Would you reproduce, word for word, the stretch of the white rice forum thread below that begins at the words "I freeze white" and stops after "L. (Mar 9, 2007)"?
[START Reading passage]
# White rice



## Barb L. (Mar 8, 2007)

How long does white rice keep?  I have leftover from chinese take-out probably a week old.  Also can you freeze rice - never have?


----------



## Yakuta (Mar 8, 2007)

If it's the refrigerator it should be fine.  However given that the starch content in Asian rice is very high I would check it to ensure it's not sticky and icky.  If it is you can toss it out.  If not it's still good. 

I normally make basmati rice and most of what I cook is consumed in less than a week but on occassion I have cooked more rice and left it for a week and they were perfectly fine.  Although starch content in basmati is not that high.


----------



## Robo410 (Mar 8, 2007)

if your fridge keeps to temp, the rice will keep for a week.  reheats well inthe nuker.  Yes cooked rice freezes well.


----------



## Barb L. (Mar 8, 2007)

Thanks to the both of you, very helpful. Think I'll use it for fried rice.


----------



## BreezyCooking (Mar 8, 2007)

Barb - I've kept leftover rice in the fridge for a good week (homemade & Chinese takeout) & it reheated fine on its own & also made great fried rice. You shouldn't have any problems.


----------



## Andy M. (Mar 8, 2007)

I freeze cooked rice pilaf all the time.  It reheats very well in the microwave.


----------



## Barb L. (Mar 8, 2007)

Thanks again, even at my older age, am still learning new things !


----------



## Aria (Mar 8, 2007)

My Japanese friend keeps her rice for 5 days.  She has a rice cooker and keeps it on her counter.  I prefer to refrigerate.  I do use more short grain
brown rice...cooked with chicken broth.  This rice has a nutty delicious taste.


----------



## Half Baked (Mar 8, 2007)

I use my leftover rice for 5 days or so...it always seems fine when mixed with another meal.


----------



## VeraBlue (Mar 8, 2007)

Toss the rice.  Cooked rice is one of the most potentially hazardous foods around, yet most people don't realize it.  Plus, it acts like a sponge, absorbing any odor or aroma in your refrigerator, regardless of what it has been stored in.

Leftovers really should be consumed within three days.  (That's the speech of  food safety)....In real life, at home, you really should consume leftovers within 5-6 days.  Rice that is a week old has really outlived it welcome.


----------



## mad_evo99 (Mar 8, 2007)

I don't think rice reheats well, even the day after. It's better if I add a little water to the bowl before microwaving, or maybe a half pat of butter or something. Maybe I'm just doing something wrong.


----------



## Barb L. (Mar 8, 2007)

Thanks all for you post I just pitched the rice Verablues post worried me !


----------



## Corey123 (Mar 9, 2007)

Barb L. said:
			
		

> How long does white rice keep? I have leftover from chinese take-out probably a week old. Also can you freeze rice - never have?


 


I freeze white rice all the time, except that I use vacuum seal bags to do it with. Doing it this way helps keep out air which can dry it out and make it taste awful.

And it comes out looking and tasting just as fresh as the day that it was cooked!


----------



## Barb L. (Mar 9, 2007)

Thanks Corey, don't have a sealer but can suck the air out with a straw !
[END Reading passage]
[START Material shown]
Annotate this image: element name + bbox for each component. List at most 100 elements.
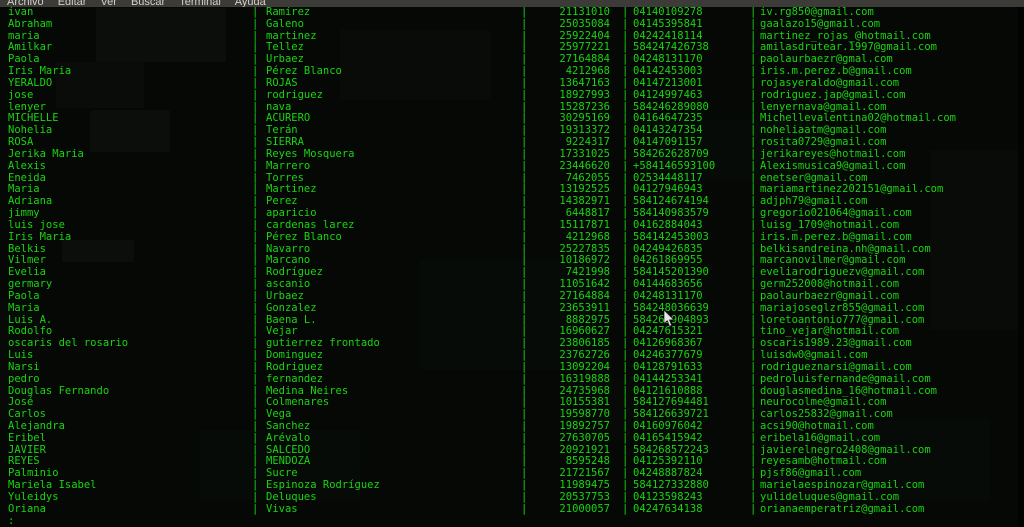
cell-first-name: luis jose [8,218,65,231]
column-separator: | [622,147,629,160]
table-row: Oriana | Vivas | 21000057 | 04247634138 | oriana… [0,502,1024,516]
cell-first-name: Jerika Maria [8,147,84,160]
column-separator: | [750,301,757,314]
table-row: Jerika Maria | Reyes Mosquera | 17331025 | 584… [0,147,1024,161]
cell-email: luisg_1709@hotmail.com [760,218,900,231]
table-row: pedro | fernandez | 16319888 | 04144253341 | ped… [0,372,1024,386]
table-row: Maria | Martinez | 13192525 | 04127946943 | mari… [0,184,1024,196]
cell-phone: 04165415942 [633,431,703,444]
column-separator: | [622,17,629,30]
cell-email: paolaurbaezr@gmail.com [760,289,900,302]
cell-first-name: Narsi [8,360,40,373]
column-separator: | [252,17,259,30]
column-separator: | [521,289,528,302]
terminal-output[interactable]: ivan | Ramírez | 21131010 | 04140109278 | iv.rg8… [0,6,1024,527]
column-separator: | [521,431,528,444]
column-separator: | [750,289,757,302]
cell-id-number: 13092204 [559,360,610,373]
column-separator: | [622,218,629,231]
cell-first-name: Iris Maria [8,230,72,243]
menu-editar[interactable]: Editar [51,0,94,7]
terminal-window: Archivo Editar Ver Buscar Terminal Ayuda ivan… [0,0,1024,527]
cell-first-name: YERALDO [8,76,53,89]
cell-phone: 584262628709 [633,147,709,160]
column-separator: | [252,360,259,373]
cell-last-name: Galeno [266,17,304,30]
cell-first-name: Oriana [8,502,46,515]
menu-archivo[interactable]: Archivo [0,0,51,7]
cell-phone: 04248131170 [633,289,703,302]
column-separator: | [252,502,259,515]
menu-bar: Archivo Editar Ver Buscar Terminal Ayuda [0,0,1024,7]
table-row: Maria | Gonzalez | 23653911 | 584248036639 | mar… [0,301,1024,315]
cell-first-name: Maria [8,301,40,314]
cell-first-name: Amilkar [8,41,53,54]
menu-ver[interactable]: Ver [93,0,124,7]
cell-id-number: 23653911 [559,301,610,314]
column-separator: | [622,502,629,515]
cell-id-number: 25035084 [559,17,610,30]
cell-email: jerikareyes@hotmail.com [760,147,906,160]
pager-prompt-row[interactable]: : [0,515,1024,527]
cell-last-name: Urbaez [266,289,304,302]
column-separator: | [622,431,629,444]
cell-first-name: Paola [8,289,40,302]
column-separator: | [622,230,629,243]
cell-email: rodrigueznarsi@gmail.com [760,360,912,373]
column-separator: | [521,88,528,101]
cell-id-number: 18927993 [559,88,610,101]
cell-email: orianaemperatriz@gmail.com [760,502,925,515]
cell-last-name: MENDOZA [266,455,311,468]
cell-first-name: Alexis [8,159,46,172]
table-row: Yuleidys | Deluques | 20537753 | 04123598243 | y… [0,490,1024,504]
column-separator: | [521,360,528,373]
cell-email: mariajoseglzr855@gmail.com [760,301,925,314]
cell-first-name: Eneida [8,171,46,184]
column-separator: | [252,230,259,243]
cell-first-name: Adriana [8,195,53,208]
cell-first-name: Nohelia [8,124,53,137]
table-row: REYES | MENDOZA | 8595248 | 04125392110 | reyesa… [0,456,1024,468]
column-separator: | [622,159,629,172]
menu-terminal[interactable]: Terminal [172,0,228,7]
table-row: Eribel | Arévalo | 27630705 | 04165415942 | erib… [0,431,1024,445]
cell-email: eribela16@gmail.com [760,431,881,444]
column-separator: | [622,301,629,314]
column-separator: | [750,360,757,373]
column-separator: | [252,372,259,385]
cell-phone: 584248036639 [633,301,709,314]
cell-last-name: Deluques [266,490,317,503]
column-separator: | [521,372,528,385]
cell-first-name: Abraham [8,17,53,30]
table-row: oscaris del rosario | gutierrez frontado | 2… [0,337,1024,350]
cell-first-name: germary [8,278,53,291]
cell-phone: 04128791633 [633,360,703,373]
cell-phone: 04144253341 [633,372,703,385]
column-separator: | [750,159,757,172]
table-row: Paola | Urbaez | 27164884 | 04248131170 | paolau… [0,289,1024,303]
cell-last-name: Gonzalez [266,301,317,314]
table-row: luis jose | cardenas larez | 15117871 | 041628… [0,218,1024,232]
cell-id-number: 21000057 [559,502,610,515]
column-separator: | [622,289,629,302]
cell-first-name: jose [8,88,34,101]
column-separator: | [622,372,629,385]
column-separator: | [750,218,757,231]
cell-first-name: Luis [8,349,34,362]
cell-email: pedroluisfernande@gmail.com [760,372,931,385]
cell-phone: +584146593100 [633,159,716,172]
menu-buscar[interactable]: Buscar [124,0,172,7]
column-separator: | [750,502,757,515]
column-separator: | [750,147,757,160]
column-separator: | [750,88,757,101]
cell-id-number: 15117871 [559,218,610,231]
menu-ayuda[interactable]: Ayuda [228,0,273,7]
cell-last-name: Colmenares [266,396,330,409]
cell-last-name: fernandez [266,372,323,385]
column-separator: | [252,301,259,314]
column-separator: | [521,147,528,160]
cell-id-number: 27630705 [559,431,610,444]
cell-last-name: Marrero [266,159,311,172]
column-separator: | [252,147,259,160]
table-row: Iris Maria | Pérez Blanco | 4212968 | 58414245… [0,230,1024,244]
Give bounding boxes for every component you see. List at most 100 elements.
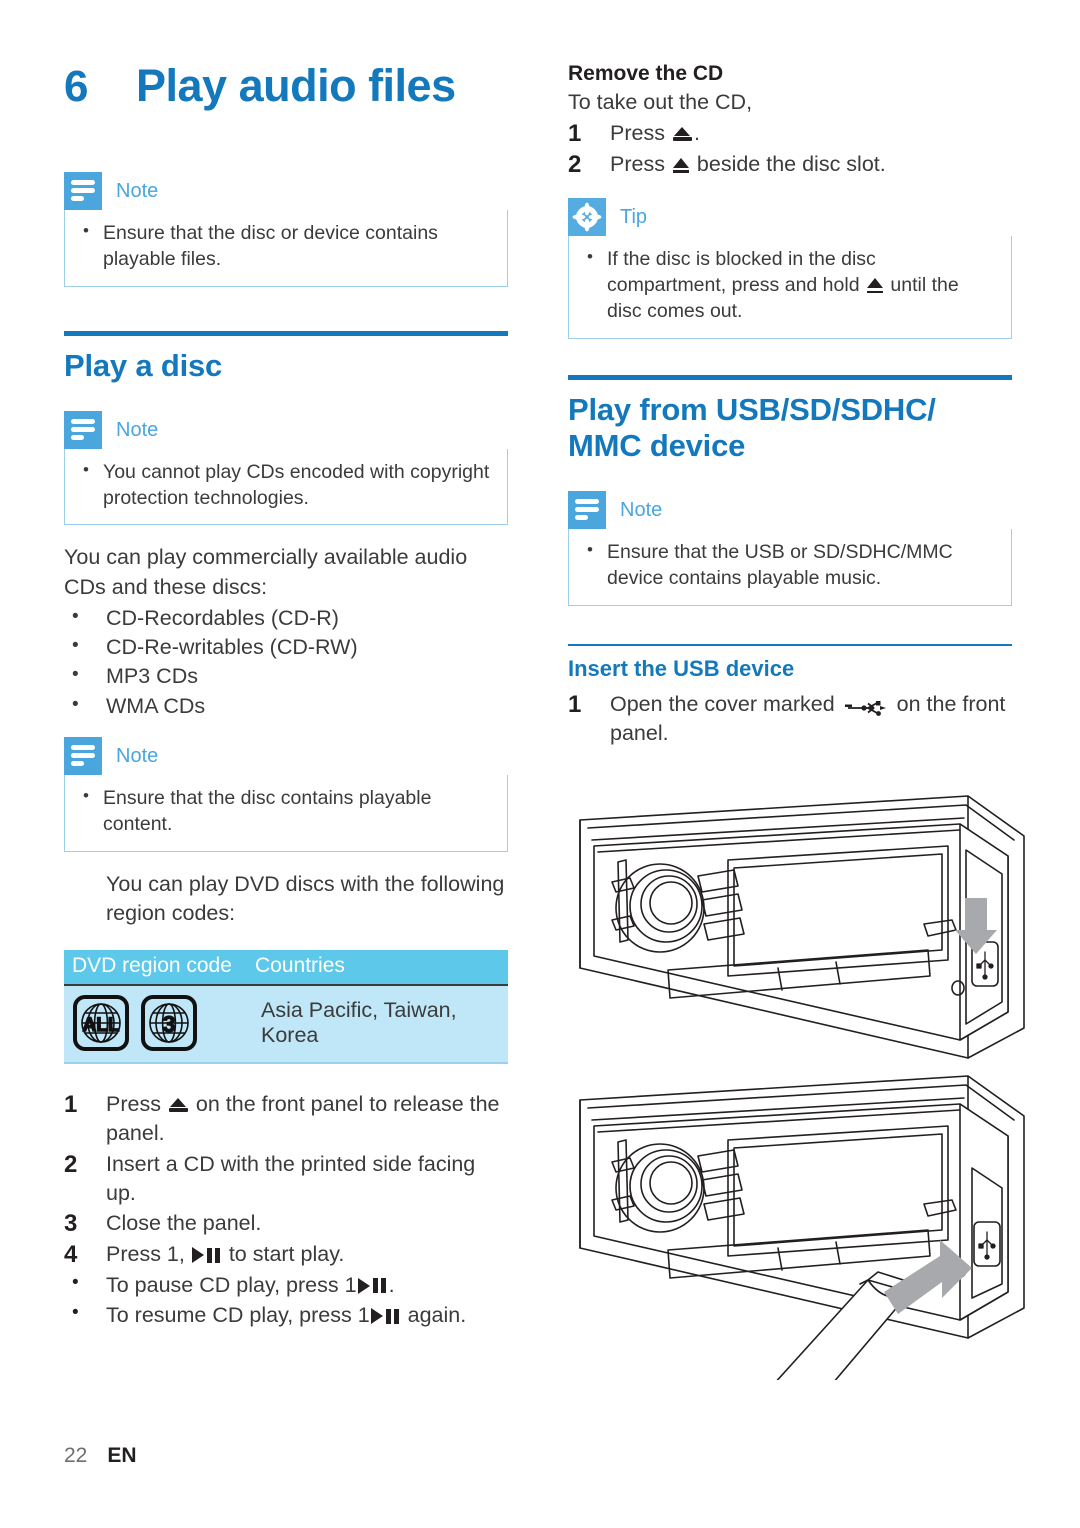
eject-outline-icon xyxy=(866,278,883,293)
list-item: MP3 CDs xyxy=(64,662,508,691)
panel-bottom xyxy=(579,1075,1025,1426)
list-item: CD-Recordables (CD-R) xyxy=(64,604,508,633)
language-code: EN xyxy=(107,1444,137,1467)
page-footer: 22 EN xyxy=(64,1444,137,1468)
step-number: 1 xyxy=(568,690,582,718)
section-title: Play from USB/SD/SDHC/ MMC device xyxy=(568,391,936,464)
svg-text:3: 3 xyxy=(163,1011,176,1037)
bullet-marker: • xyxy=(72,1271,79,1293)
callout-header: Note xyxy=(64,172,508,211)
step-text: To pause CD play, press 1. xyxy=(106,1271,508,1300)
callout-body: Ensure that the disc contains playable c… xyxy=(64,774,508,852)
dvd-region-table: DVD region code Countries ALL 3 Asia Pac… xyxy=(64,950,508,1065)
section-divider xyxy=(568,374,1012,380)
note-icon xyxy=(64,410,102,449)
note-callout-usb: Note Ensure that the USB or SD/SDHC/MMC … xyxy=(568,490,1012,606)
callout-item: If the disc is blocked in the disc compa… xyxy=(583,246,997,325)
callout-header: Tip xyxy=(568,197,1012,236)
callout-body: Ensure that the disc or device contains … xyxy=(64,210,508,288)
subsection-insert-usb: Insert the USB device 1 Open the cover m… xyxy=(568,643,1012,749)
step-text: Press 1, to start play. xyxy=(106,1240,508,1270)
step-text: Insert a CD with the printed side facing… xyxy=(106,1151,476,1205)
column-header-region-code: DVD region code xyxy=(64,950,247,987)
step-text-before: To pause CD play, press 1 xyxy=(106,1272,357,1297)
note-icon xyxy=(64,172,102,211)
step-text-before: Press xyxy=(106,1092,167,1117)
play-pause-icon xyxy=(191,1247,222,1264)
callout-header: Note xyxy=(64,736,508,775)
callout-label: Note xyxy=(116,418,159,441)
step-text: Open the cover marked on the front panel… xyxy=(610,690,1012,748)
intro-paragraph: You can play commercially available audi… xyxy=(64,545,468,599)
note-icon xyxy=(568,490,606,529)
remove-cd-heading: Remove the CD xyxy=(568,62,724,85)
callout-body: Ensure that the USB or SD/SDHC/MMC devic… xyxy=(568,528,1012,606)
sub-step: • To pause CD play, press 1. xyxy=(64,1271,508,1300)
svg-text:ALL: ALL xyxy=(83,1015,120,1036)
step-text-before: Press xyxy=(610,151,671,176)
play-pause-icon xyxy=(370,1308,401,1325)
remove-cd-lead: To take out the CD, xyxy=(568,90,753,114)
bullet-marker: • xyxy=(72,1301,79,1323)
step-text-before: Press xyxy=(610,121,671,146)
usb-icon xyxy=(844,696,888,717)
eject-icon xyxy=(168,1098,188,1113)
step-text-after: beside the disc slot. xyxy=(690,151,886,176)
subsection-divider xyxy=(568,643,1012,646)
note-callout-copyright: Note You cannot play CDs encoded with co… xyxy=(64,410,508,526)
table-header-row: DVD region code Countries xyxy=(64,950,508,987)
list-item: CD-Re-writables (CD-RW) xyxy=(64,633,508,662)
region-code-cell: ALL 3 xyxy=(64,985,247,1065)
region-code-3-icon: 3 xyxy=(140,994,198,1052)
panel-top xyxy=(579,795,1025,1059)
sub-step: • To resume CD play, press 1 again. xyxy=(64,1301,508,1330)
step-text-after: again. xyxy=(401,1302,467,1327)
region-code-all-icon: ALL xyxy=(72,994,130,1052)
eject-icon xyxy=(672,127,692,142)
callout-item: You cannot play CDs encoded with copyrig… xyxy=(79,459,493,512)
callout-label: Note xyxy=(116,744,159,767)
step-text: Press beside the disc slot. xyxy=(610,150,1012,180)
right-column: Remove the CD To take out the CD, 1 Pres… xyxy=(568,62,1012,749)
step-text-before: Open the cover marked xyxy=(610,691,841,716)
tip-icon xyxy=(568,197,606,236)
countries-cell: Asia Pacific, Taiwan, Korea xyxy=(247,985,508,1065)
callout-item: Ensure that the USB or SD/SDHC/MMC devic… xyxy=(583,539,997,592)
step-number: 2 xyxy=(568,150,582,178)
step-number: 2 xyxy=(64,1150,78,1178)
note-icon xyxy=(64,736,102,775)
list-item: WMA CDs xyxy=(64,692,508,721)
step-text: Close the panel. xyxy=(106,1211,262,1236)
step-text-before: Press 1, xyxy=(106,1241,191,1266)
callout-header: Note xyxy=(64,410,508,449)
section-play-from-usb: Play from USB/SD/SDHC/ MMC device Note E… xyxy=(568,374,1012,749)
front-panel-illustration xyxy=(568,790,1038,1426)
step-text-after: to start play. xyxy=(222,1241,345,1266)
column-header-countries: Countries xyxy=(247,950,508,987)
callout-label: Tip xyxy=(620,205,648,228)
eject-outline-icon xyxy=(672,157,689,173)
step-number: 3 xyxy=(64,1210,78,1238)
step-text-before: To resume CD play, press 1 xyxy=(106,1302,370,1327)
callout-label: Note xyxy=(116,180,159,203)
step: 1 Open the cover marked on the front pan… xyxy=(568,690,1012,748)
table-row: ALL 3 Asia Pacific, Taiwan, Korea xyxy=(64,985,508,1065)
step: 4 Press 1, to start play. xyxy=(64,1240,508,1270)
step-text: To resume CD play, press 1 again. xyxy=(106,1301,508,1330)
chapter-title: Play audio files xyxy=(136,60,456,111)
callout-item: Ensure that the disc contains playable c… xyxy=(79,785,493,838)
remove-cd-steps: 1 Press . 2 Press beside the disc slot. xyxy=(568,119,1012,180)
step-text: Press on the front panel to release the … xyxy=(106,1090,508,1148)
step: 2 Insert a CD with the printed side faci… xyxy=(64,1150,508,1208)
dvd-region-paragraph: You can play DVD discs with the followin… xyxy=(106,871,505,925)
step: 2 Press beside the disc slot. xyxy=(568,150,1012,180)
tip-text-before: If the disc is blocked in the disc compa… xyxy=(607,247,876,296)
step-number: 1 xyxy=(64,1091,78,1119)
play-disc-steps: 1 Press on the front panel to release th… xyxy=(64,1090,508,1330)
step-text: Press . xyxy=(610,119,1012,149)
left-column: 6 Play audio files Note Ensure that the … xyxy=(64,62,508,1331)
callout-label: Note xyxy=(620,498,663,521)
callout-body: If the disc is blocked in the disc compa… xyxy=(568,235,1012,339)
section-play-a-disc: Play a disc Note You cannot play CDs enc… xyxy=(64,331,508,1330)
step-number: 4 xyxy=(64,1240,78,1268)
[END Material shown]
**Completed exercise**.
I freeze white rice all the time, except that I use vacuum seal bags to do it with. Doing it this way helps keep out air which can dry it out and make it taste awful.

And it comes out looking and tasting just as fresh as the day that it was cooked!


----------



## Barb L. (Mar 9, 2007)